— Start Provided data —

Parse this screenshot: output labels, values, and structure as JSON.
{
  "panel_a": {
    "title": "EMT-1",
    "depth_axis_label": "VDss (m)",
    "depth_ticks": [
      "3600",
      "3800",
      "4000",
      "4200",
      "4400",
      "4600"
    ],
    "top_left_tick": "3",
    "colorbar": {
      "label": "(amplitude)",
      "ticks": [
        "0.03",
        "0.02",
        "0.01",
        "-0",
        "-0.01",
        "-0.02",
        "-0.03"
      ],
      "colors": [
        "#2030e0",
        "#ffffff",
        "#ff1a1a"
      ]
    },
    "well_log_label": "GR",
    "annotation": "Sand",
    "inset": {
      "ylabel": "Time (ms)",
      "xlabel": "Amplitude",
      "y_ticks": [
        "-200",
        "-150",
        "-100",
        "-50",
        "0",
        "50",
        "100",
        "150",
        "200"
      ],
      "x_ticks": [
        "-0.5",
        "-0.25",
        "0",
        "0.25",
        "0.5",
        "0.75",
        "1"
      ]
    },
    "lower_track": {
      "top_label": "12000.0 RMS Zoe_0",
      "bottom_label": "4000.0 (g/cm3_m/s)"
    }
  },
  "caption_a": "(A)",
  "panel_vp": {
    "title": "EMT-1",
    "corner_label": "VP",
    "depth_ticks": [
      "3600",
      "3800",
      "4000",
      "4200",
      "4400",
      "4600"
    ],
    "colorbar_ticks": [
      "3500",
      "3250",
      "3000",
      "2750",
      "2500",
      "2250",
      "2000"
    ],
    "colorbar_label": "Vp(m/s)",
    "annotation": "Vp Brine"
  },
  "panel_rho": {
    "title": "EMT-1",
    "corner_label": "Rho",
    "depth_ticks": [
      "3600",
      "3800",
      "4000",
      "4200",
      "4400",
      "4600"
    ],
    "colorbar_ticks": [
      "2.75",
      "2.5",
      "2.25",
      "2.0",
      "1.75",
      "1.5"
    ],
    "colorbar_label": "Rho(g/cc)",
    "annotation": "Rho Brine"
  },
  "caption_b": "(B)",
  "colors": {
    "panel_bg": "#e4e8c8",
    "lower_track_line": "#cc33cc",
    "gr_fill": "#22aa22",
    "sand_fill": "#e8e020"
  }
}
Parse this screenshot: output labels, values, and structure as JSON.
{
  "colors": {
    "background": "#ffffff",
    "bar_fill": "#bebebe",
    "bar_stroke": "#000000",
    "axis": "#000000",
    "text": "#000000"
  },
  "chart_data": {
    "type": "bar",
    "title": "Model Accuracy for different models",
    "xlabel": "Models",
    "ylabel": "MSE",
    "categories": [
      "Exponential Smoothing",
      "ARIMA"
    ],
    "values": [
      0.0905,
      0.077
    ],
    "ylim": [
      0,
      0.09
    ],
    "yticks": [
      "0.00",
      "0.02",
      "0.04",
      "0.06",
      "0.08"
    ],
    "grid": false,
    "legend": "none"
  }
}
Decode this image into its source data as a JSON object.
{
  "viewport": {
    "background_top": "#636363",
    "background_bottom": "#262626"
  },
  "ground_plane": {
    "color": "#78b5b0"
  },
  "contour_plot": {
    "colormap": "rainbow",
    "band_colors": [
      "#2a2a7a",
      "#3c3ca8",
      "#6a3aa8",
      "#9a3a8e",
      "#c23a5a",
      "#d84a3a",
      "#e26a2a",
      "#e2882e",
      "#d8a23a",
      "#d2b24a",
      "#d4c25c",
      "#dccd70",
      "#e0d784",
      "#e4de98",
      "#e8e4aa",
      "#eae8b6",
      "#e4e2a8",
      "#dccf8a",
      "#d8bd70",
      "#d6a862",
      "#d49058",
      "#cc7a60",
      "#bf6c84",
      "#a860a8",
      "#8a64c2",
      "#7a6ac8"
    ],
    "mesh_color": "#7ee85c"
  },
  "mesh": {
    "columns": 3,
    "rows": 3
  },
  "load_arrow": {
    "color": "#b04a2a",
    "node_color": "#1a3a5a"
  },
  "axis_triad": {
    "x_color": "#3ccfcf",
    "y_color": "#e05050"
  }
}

— End Provided data —

* [Directions] Every entry needs to be retyped exactly.

* [Expected answer]
Parse this screenshot: output labels, values, and structure as JSON.
{
  "panel_a": {
    "title": "EMT-1",
    "depth_axis_label": "VDss (m)",
    "depth_ticks": [
      "3600",
      "3800",
      "4000",
      "4200",
      "4400",
      "4600"
    ],
    "top_left_tick": "3",
    "colorbar": {
      "label": "(amplitude)",
      "ticks": [
        "0.03",
        "0.02",
        "0.01",
        "-0",
        "-0.01",
        "-0.02",
        "-0.03"
      ],
      "colors": [
        "#2030e0",
        "#ffffff",
        "#ff1a1a"
      ]
    },
    "well_log_label": "GR",
    "annotation": "Sand",
    "inset": {
      "ylabel": "Time (ms)",
      "xlabel": "Amplitude",
      "y_ticks": [
        "-200",
        "-150",
        "-100",
        "-50",
        "0",
        "50",
        "100",
        "150",
        "200"
      ],
      "x_ticks": [
        "-0.5",
        "-0.25",
        "0",
        "0.25",
        "0.5",
        "0.75",
        "1"
      ]
    },
    "lower_track": {
      "top_label": "12000.0 RMS Zoe_0",
      "bottom_label": "4000.0 (g/cm3_m/s)"
    }
  },
  "caption_a": "(A)",
  "panel_vp": {
    "title": "EMT-1",
    "corner_label": "VP",
    "depth_ticks": [
      "3600",
      "3800",
      "4000",
      "4200",
      "4400",
      "4600"
    ],
    "colorbar_ticks": [
      "3500",
      "3250",
      "3000",
      "2750",
      "2500",
      "2250",
      "2000"
    ],
    "colorbar_label": "Vp(m/s)",
    "annotation": "Vp Brine"
  },
  "panel_rho": {
    "title": "EMT-1",
    "corner_label": "Rho",
    "depth_ticks": [
      "3600",
      "3800",
      "4000",
      "4200",
      "4400",
      "4600"
    ],
    "colorbar_ticks": [
      "2.75",
      "2.5",
      "2.25",
      "2.0",
      "1.75",
      "1.5"
    ],
    "colorbar_label": "Rho(g/cc)",
    "annotation": "Rho Brine"
  },
  "caption_b": "(B)",
  "colors": {
    "panel_bg": "#e4e8c8",
    "lower_track_line": "#cc33cc",
    "gr_fill": "#22aa22",
    "sand_fill": "#e8e020"
  }
}
Parse this screenshot: output labels, values, and structure as JSON.
{
  "colors": {
    "background": "#ffffff",
    "bar_fill": "#bebebe",
    "bar_stroke": "#000000",
    "axis": "#000000",
    "text": "#000000"
  },
  "chart_data": {
    "type": "bar",
    "title": "Model Accuracy for different models",
    "xlabel": "Models",
    "ylabel": "MSE",
    "categories": [
      "Exponential Smoothing",
      "ARIMA"
    ],
    "values": [
      0.0905,
      0.077
    ],
    "ylim": [
      0,
      0.09
    ],
    "yticks": [
      "0.00",
      "0.02",
      "0.04",
      "0.06",
      "0.08"
    ],
    "grid": false,
    "legend": "none"
  }
}
Decode this image into its source data as a JSON object.
{
  "viewport": {
    "background_top": "#636363",
    "background_bottom": "#262626"
  },
  "ground_plane": {
    "color": "#78b5b0"
  },
  "contour_plot": {
    "colormap": "rainbow",
    "band_colors": [
      "#2a2a7a",
      "#3c3ca8",
      "#6a3aa8",
      "#9a3a8e",
      "#c23a5a",
      "#d84a3a",
      "#e26a2a",
      "#e2882e",
      "#d8a23a",
      "#d2b24a",
      "#d4c25c",
      "#dccd70",
      "#e0d784",
      "#e4de98",
      "#e8e4aa",
      "#eae8b6",
      "#e4e2a8",
      "#dccf8a",
      "#d8bd70",
      "#d6a862",
      "#d49058",
      "#cc7a60",
      "#bf6c84",
      "#a860a8",
      "#8a64c2",
      "#7a6ac8"
    ],
    "mesh_color": "#7ee85c"
  },
  "mesh": {
    "columns": 3,
    "rows": 3
  },
  "load_arrow": {
    "color": "#b04a2a",
    "node_color": "#1a3a5a"
  },
  "axis_triad": {
    "x_color": "#3ccfcf",
    "y_color": "#e05050"
  }
}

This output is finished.